Work required :: Work out the number of lines in the records that include the word "ἔχει"; reply with that number alone.

Given data start

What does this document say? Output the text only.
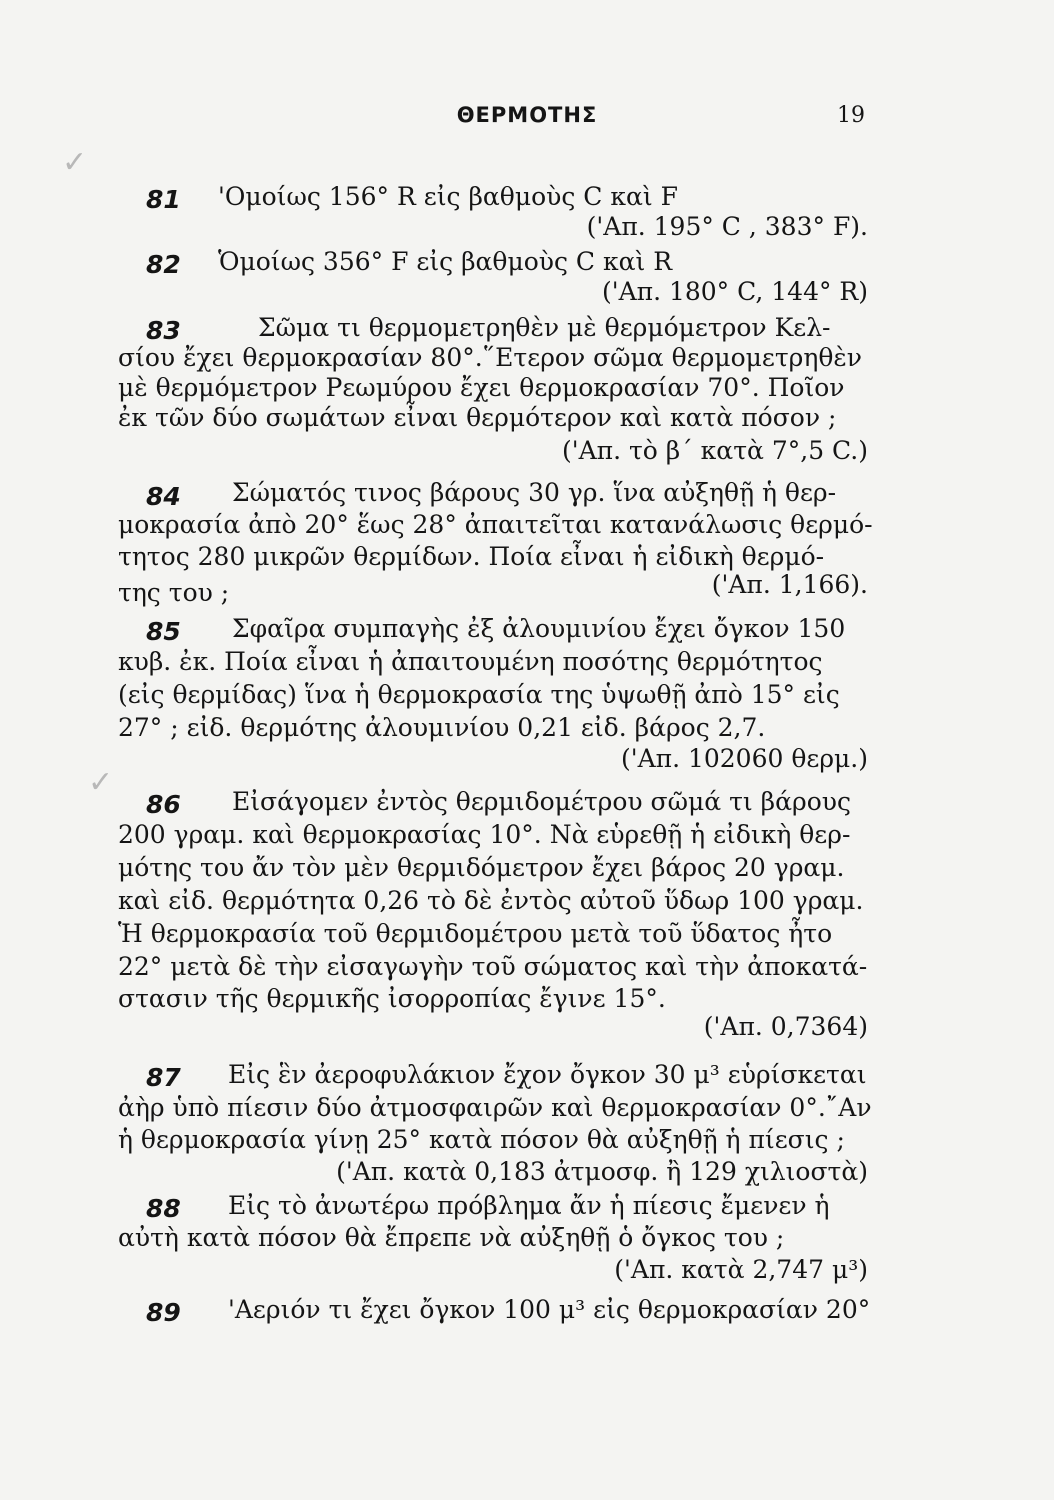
ΘΕΡΜΟΤΗΣ	19
✓
✓
81 'Ομοίως 156° R εἰς βαθμοὺς C καὶ F
('Απ. 195° C , 383° F).
82 Ὁμοίως 356° F εἰς βαθμοὺς C καὶ R
('Απ. 180° C, 144° R)
83	Σῶμα τι θερμομετρηθὲν μὲ θερμόμετρον Κελ-
σίου ἔχει θερμοκρασίαν 80°.῞Ετερον σῶμα θερμομετρηθὲν
μὲ θερμόμετρον Ρεωμύρου ἔχει θερμοκρασίαν 70°. Ποῖον
ἐκ τῶν δύο σωμάτων εἶναι θερμότερον καὶ κατὰ πόσον ;
('Απ. τὸ β΄ κατὰ 7°,5 C.)
84 Σώματός τινος βάρους 30 γρ. ἵνα αὐξηθῇ ἡ θερ-
μοκρασία ἀπὸ 20° ἕως 28° ἀπαιτεῖται κατανάλωσις θερμό-
τητος 280 μικρῶν θερμίδων. Ποία εἶναι ἡ εἰδικὴ θερμό-
της του ;	('Απ. 1,166).
85 Σφαῖρα συμπαγὴς ἐξ ἀλουμινίου ἔχει ὄγκον 150
κυβ. ἐκ. Ποία εἶναι ἡ ἀπαιτουμένη ποσότης θερμότητος
(εἰς θερμίδας) ἵνα ἡ θερμοκρασία της ὑψωθῇ ἀπὸ 15° εἰς
27° ; εἰδ. θερμότης ἀλουμινίου 0,21 εἰδ. βάρος 2,7.
('Απ. 102060 θερμ.)
86 Εἰσάγομεν ἐντὸς θερμιδομέτρου σῶμά τι βάρους
200 γραμ. καὶ θερμοκρασίας 10°. Νὰ εὑρεθῇ ἡ εἰδικὴ θερ-
μότης του ἄν τὸν μὲν θερμιδόμετρον ἔχει βάρος 20 γραμ.
καὶ εἰδ. θερμότητα 0,26 τὸ δὲ ἐντὸς αὐτοῦ ὕδωρ 100 γραμ.
Ἡ θερμοκρασία τοῦ θερμιδομέτρου μετὰ τοῦ ὕδατος ἦτο
22° μετὰ δὲ τὴν εἰσαγωγὴν τοῦ σώματος καὶ τὴν ἀποκατά-
στασιν τῆς θερμικῆς ἰσορροπίας ἔγινε 15°.
('Απ. 0,7364)
87 Εἰς ἓν ἀεροφυλάκιον ἔχον ὄγκον 30 μ³ εὑρίσκεται
ἀὴρ ὑπὸ πίεσιν δύο ἀτμοσφαιρῶν καὶ θερμοκρασίαν 0°.῎Αν
ἡ θερμοκρασία γίνῃ 25° κατὰ πόσον θὰ αὐξηθῇ ἡ πίεσις ;
('Απ. κατὰ 0,183 ἀτμοσφ. ἢ 129 χιλιοστὰ)
88 Εἰς τὸ ἀνωτέρω πρόβλημα ἄν ἡ πίεσις ἔμενεν ἡ
αὐτὴ κατὰ πόσον θὰ ἔπρεπε νὰ αὐξηθῇ ὁ ὄγκος του ;
('Απ. κατὰ 2,747 μ³)
89 'Αεριόν τι ἔχει ὄγκον 100 μ³ εἰς θερμοκρασίαν 20°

Given data end

Result below :: 5